Written problem: Your answer should be a single number: how many lines in the data below hold the string "trust".

Task input:
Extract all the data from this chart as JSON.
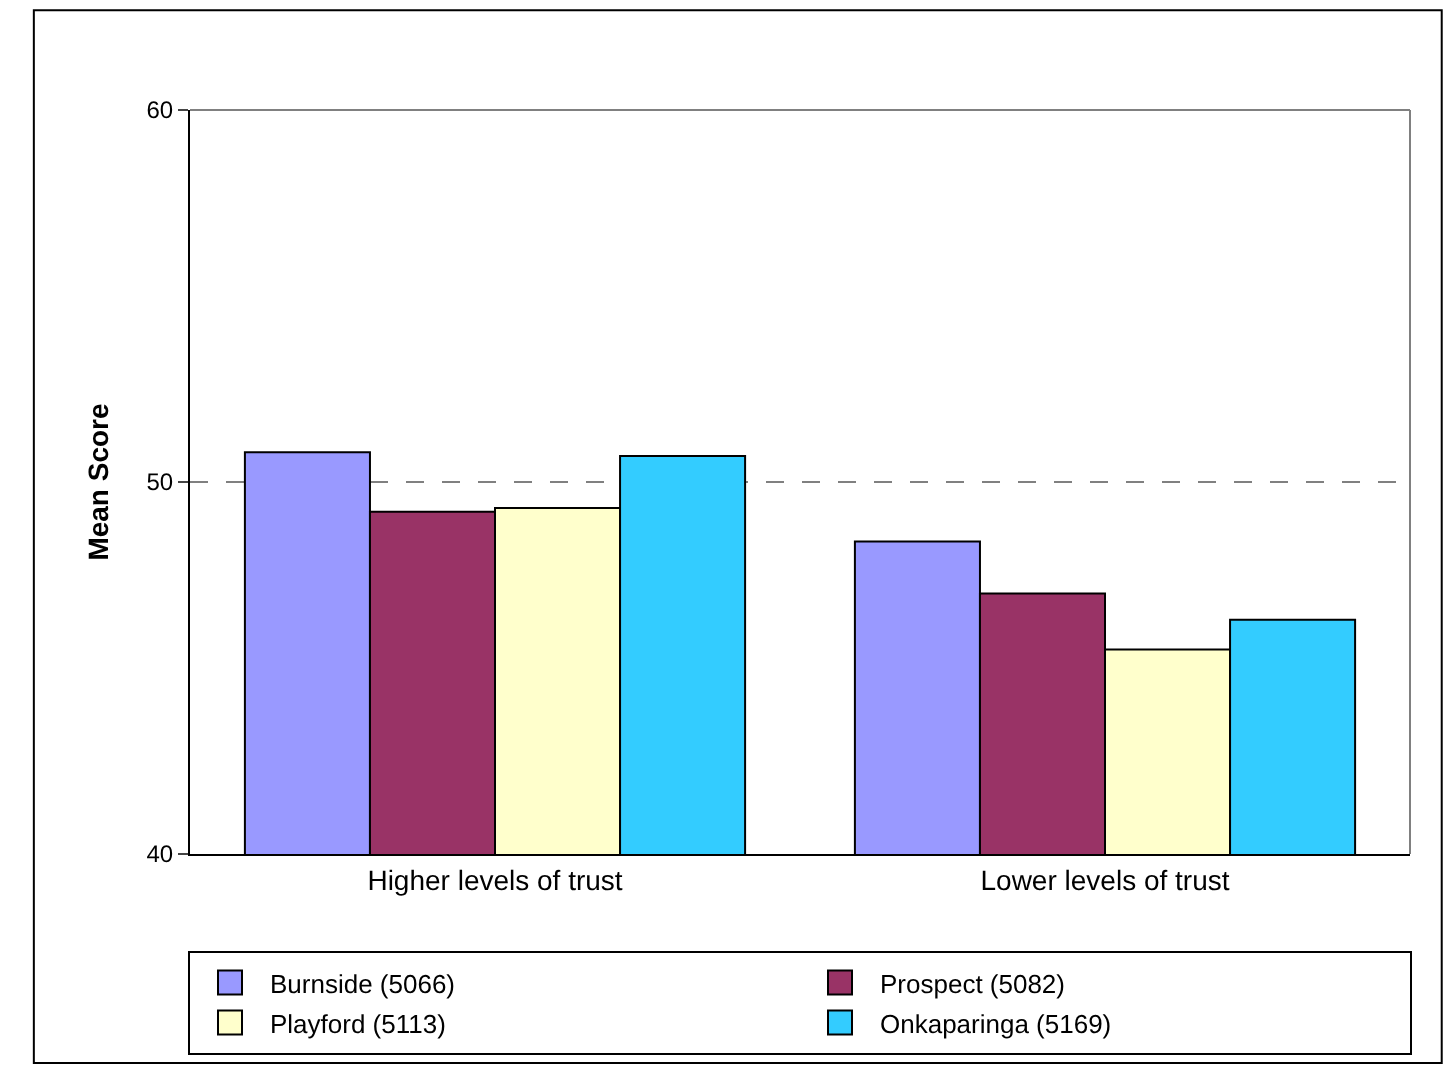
{
  "chart_data": {
    "type": "bar",
    "ylabel": "Mean Score",
    "categories": [
      "Higher levels of trust",
      "Lower levels of trust"
    ],
    "series": [
      {
        "name": "Burnside (5066)",
        "color": "#9999ff",
        "values": [
          50.8,
          48.4
        ]
      },
      {
        "name": "Prospect (5082)",
        "color": "#993366",
        "values": [
          49.2,
          47.0
        ]
      },
      {
        "name": "Playford (5113)",
        "color": "#ffffcc",
        "values": [
          49.3,
          45.5
        ]
      },
      {
        "name": "Onkaparinga (5169)",
        "color": "#33ccff",
        "values": [
          50.7,
          46.3
        ]
      }
    ],
    "ylim": [
      40,
      60
    ],
    "yticks": [
      40,
      50,
      60
    ],
    "grid": "y",
    "legend": "bottom"
  }
}
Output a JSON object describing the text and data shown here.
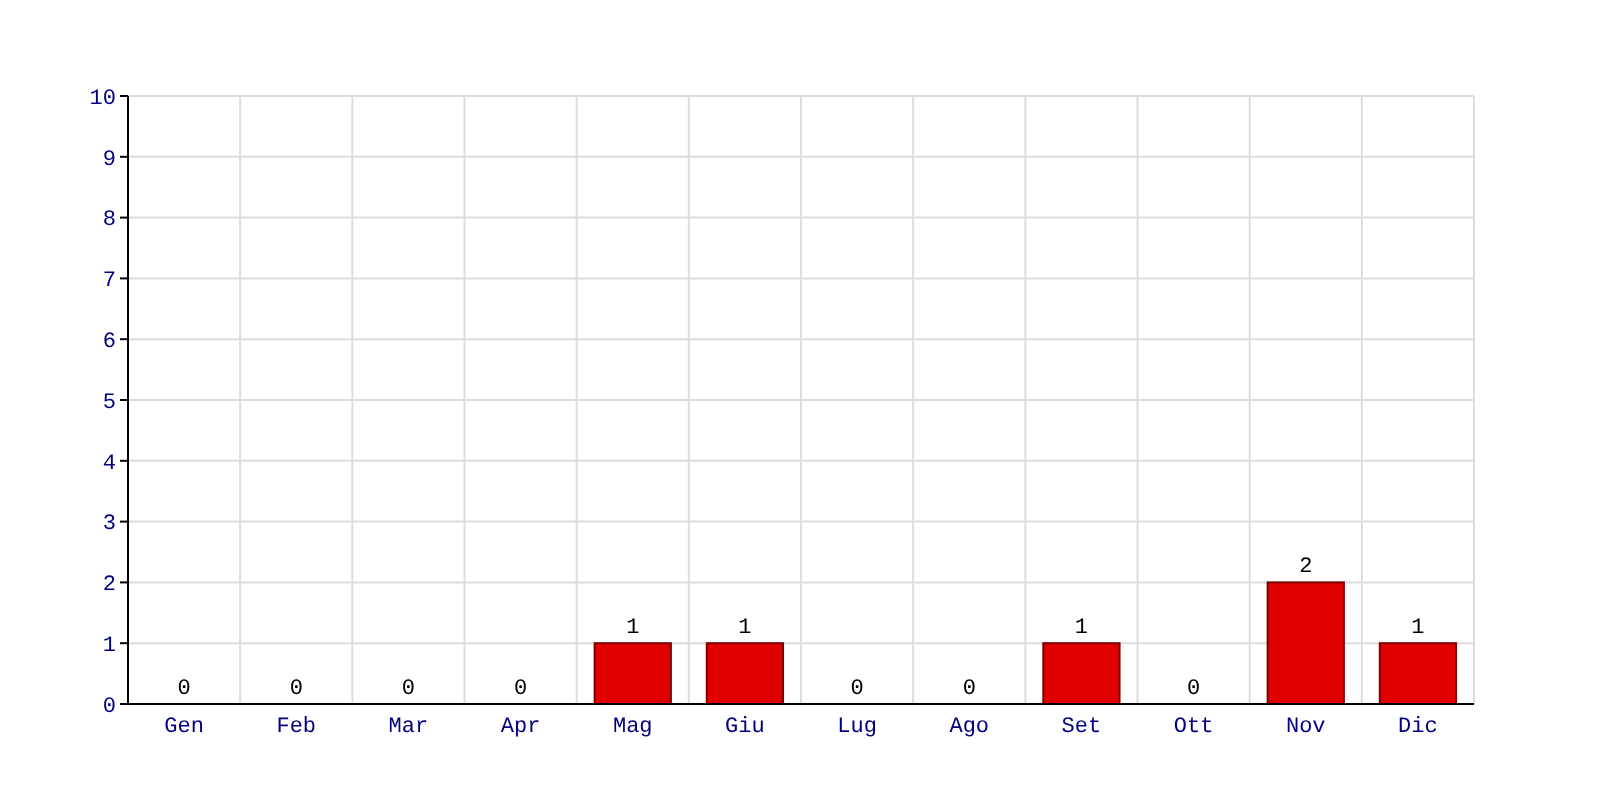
{
  "chart_data": {
    "type": "bar",
    "categories": [
      "Gen",
      "Feb",
      "Mar",
      "Apr",
      "Mag",
      "Giu",
      "Lug",
      "Ago",
      "Set",
      "Ott",
      "Nov",
      "Dic"
    ],
    "values": [
      0,
      0,
      0,
      0,
      1,
      1,
      0,
      0,
      1,
      0,
      2,
      1
    ],
    "color": "#e00000",
    "ylim": [
      0,
      10
    ],
    "yticks": [
      0,
      1,
      2,
      3,
      4,
      5,
      6,
      7,
      8,
      9,
      10
    ],
    "grid": true,
    "data_labels": true
  }
}
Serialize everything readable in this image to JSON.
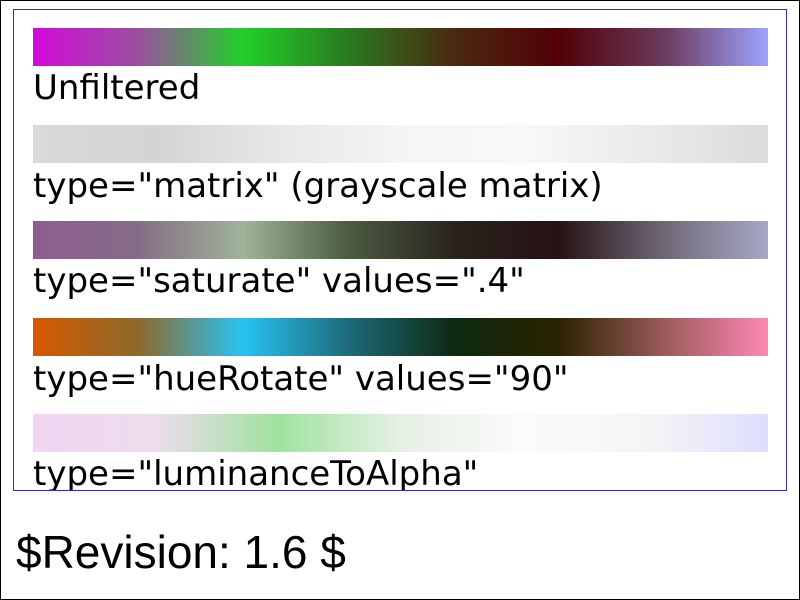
{
  "samples": [
    {
      "caption": "Unfiltered",
      "colors": [
        "#d20ad9",
        "#9a4f9f",
        "#22d02a",
        "#2a7a1f",
        "#4a2a10",
        "#520006",
        "#6a3a5a",
        "#9ea2ff"
      ]
    },
    {
      "caption": "type=\"matrix\" (grayscale matrix)",
      "colors": [
        "#d9d9d9",
        "#d4d4d4",
        "#e7e7e7",
        "#f5f5f5",
        "#f9f9f9",
        "#eaeaea",
        "#dbdbdb"
      ]
    },
    {
      "caption": "type=\"saturate\" values=\".4\"",
      "colors": [
        "#8f5d92",
        "#836d85",
        "#9fb49b",
        "#4b5c43",
        "#2a231c",
        "#261214",
        "#6f6775",
        "#a8a8c6"
      ]
    },
    {
      "caption": "type=\"hueRotate\" values=\"90\"",
      "colors": [
        "#d65800",
        "#8d6a2b",
        "#28c3f3",
        "#1e6b7a",
        "#0d2a12",
        "#2a2300",
        "#9a5a5a",
        "#ff88b4"
      ]
    },
    {
      "caption": "type=\"luminanceToAlpha\"",
      "colors": [
        "#f2d5f2",
        "#eddced",
        "#9fe29f",
        "#e6f0e4",
        "#fbfbfb",
        "#f5f5f7",
        "#dedefc"
      ]
    }
  ],
  "footer": {
    "revision": "$Revision: 1.6 $"
  }
}
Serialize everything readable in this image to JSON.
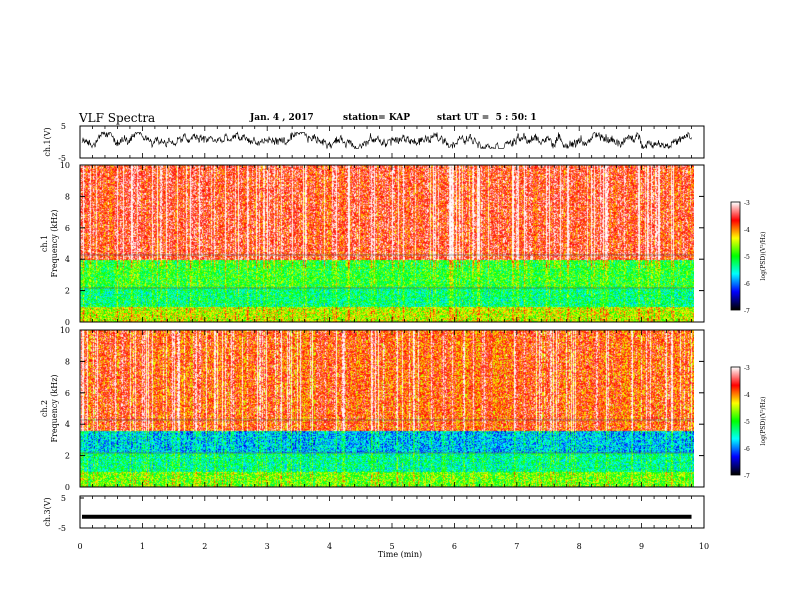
{
  "header": {
    "title": "VLF Spectra",
    "date": "Jan. 4 , 2017",
    "station": "station= KAP",
    "start": "start UT =  5 : 50: 1"
  },
  "colorbar": {
    "label": "log(PSD)(V²/Hz)",
    "ticks": [
      "-3",
      "-4",
      "-5",
      "-6",
      "-7"
    ],
    "stops": [
      "#000000",
      "#0000ff",
      "#00ffff",
      "#00ff00",
      "#ffff00",
      "#ff0000",
      "#ffffff"
    ]
  },
  "chart_data": [
    {
      "type": "line",
      "panel": "ch1_waveform",
      "ylabel": "ch.1(V)",
      "ylim": [
        -5,
        5
      ],
      "yticks": [
        "5",
        "-5"
      ],
      "xlim": [
        0,
        10
      ],
      "series": [
        {
          "values_description_range": [
            -2,
            3
          ]
        }
      ]
    },
    {
      "type": "heatmap",
      "panel": "ch1_spectrogram",
      "ylabel_line1": "ch.1",
      "ylabel_line2": "Frequency (kHz)",
      "ylim": [
        0,
        10
      ],
      "yticks": [
        "0",
        "2",
        "4",
        "6",
        "8",
        "10"
      ],
      "xlim": [
        0,
        9.8
      ],
      "bands": [
        {
          "f_from": 0,
          "f_to": 1,
          "logpsd": -4.5
        },
        {
          "f_from": 1,
          "f_to": 2.2,
          "logpsd": -5.3
        },
        {
          "f_from": 2.2,
          "f_to": 4,
          "logpsd": -5.0
        },
        {
          "f_from": 4,
          "f_to": 10,
          "logpsd": -3.6
        }
      ]
    },
    {
      "type": "heatmap",
      "panel": "ch2_spectrogram",
      "ylabel_line1": "ch.2",
      "ylabel_line2": "Frequency (kHz)",
      "ylim": [
        0,
        10
      ],
      "yticks": [
        "0",
        "2",
        "4",
        "6",
        "8",
        "10"
      ],
      "xlim": [
        0,
        9.8
      ],
      "bands": [
        {
          "f_from": 0,
          "f_to": 1,
          "logpsd": -4.8
        },
        {
          "f_from": 1,
          "f_to": 2.2,
          "logpsd": -5.4
        },
        {
          "f_from": 2.2,
          "f_to": 3.6,
          "logpsd": -5.8
        },
        {
          "f_from": 3.6,
          "f_to": 10,
          "logpsd": -3.8
        }
      ]
    },
    {
      "type": "line",
      "panel": "ch3_waveform",
      "ylabel": "ch.3(V)",
      "ylim": [
        -5,
        5
      ],
      "yticks": [
        "5",
        "-5"
      ],
      "xlim": [
        0,
        10
      ],
      "series": [
        {
          "values": [
            -1.5,
            -1.5
          ]
        }
      ]
    }
  ],
  "xaxis": {
    "label": "Time (min)",
    "ticks": [
      "0",
      "1",
      "2",
      "3",
      "4",
      "5",
      "6",
      "7",
      "8",
      "9",
      "10"
    ]
  }
}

Exercise output: 2